### DATASET EXCERPTS
·····
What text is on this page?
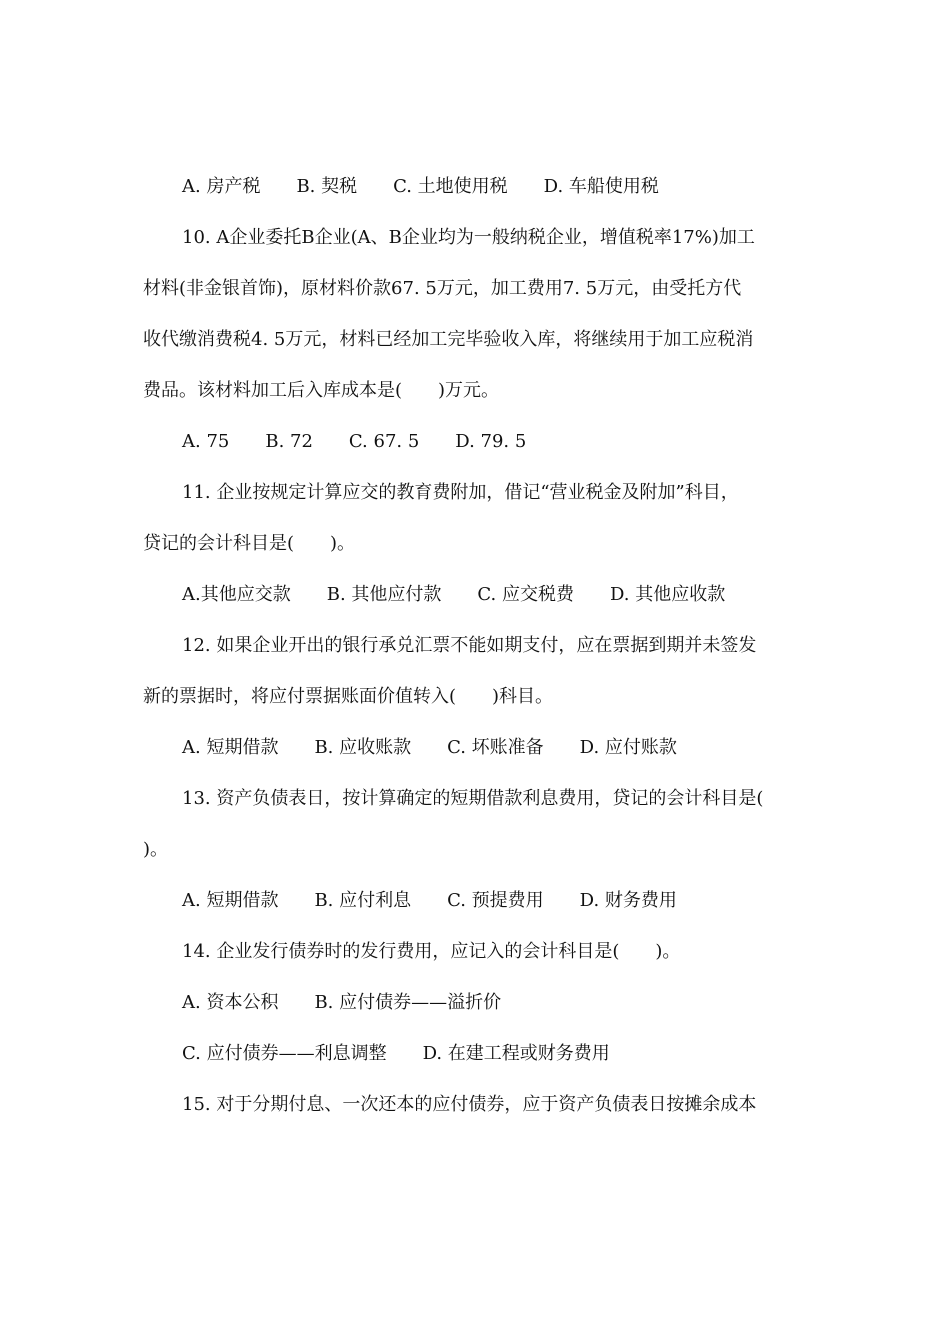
A. 房产税　　B. 契税　　C. 土地使用税　　D. 车船使用税
10. A企业委托B企业(A、B企业均为一般纳税企业，增值税率17%)加工
材料(非金银首饰)，原材料价款67. 5万元，加工费用7. 5万元，由受托方代
收代缴消费税4. 5万元，材料已经加工完毕验收入库，将继续用于加工应税消
费品。该材料加工后入库成本是(　　)万元。
A. 75　　B. 72　　C. 67. 5　　D. 79. 5
11. 企业按规定计算应交的教育费附加，借记“营业税金及附加”科目，
贷记的会计科目是(　　)。
A.其他应交款　　B. 其他应付款　　C. 应交税费　　D. 其他应收款
12. 如果企业开出的银行承兑汇票不能如期支付，应在票据到期并未签发
新的票据时，将应付票据账面价值转入(　　)科目。
A. 短期借款　　B. 应收账款　　C. 坏账准备　　D. 应付账款
13. 资产负债表日，按计算确定的短期借款利息费用，贷记的会计科目是(
)。
A. 短期借款　　B. 应付利息　　C. 预提费用　　D. 财务费用
14. 企业发行债券时的发行费用，应记入的会计科目是(　　)。
A. 资本公积　　B. 应付债券——溢折价
C. 应付债券——利息调整　　D. 在建工程或财务费用
15. 对于分期付息、一次还本的应付债券，应于资产负债表日按摊余成本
·····
### PROBLEM DETAILS
In the records above, find each line that holds the word "贷记的会计科目是"; copy all such lines.

### FULL ANSWER
贷记的会计科目是(　　)。
13. 资产负债表日，按计算确定的短期借款利息费用，贷记的会计科目是(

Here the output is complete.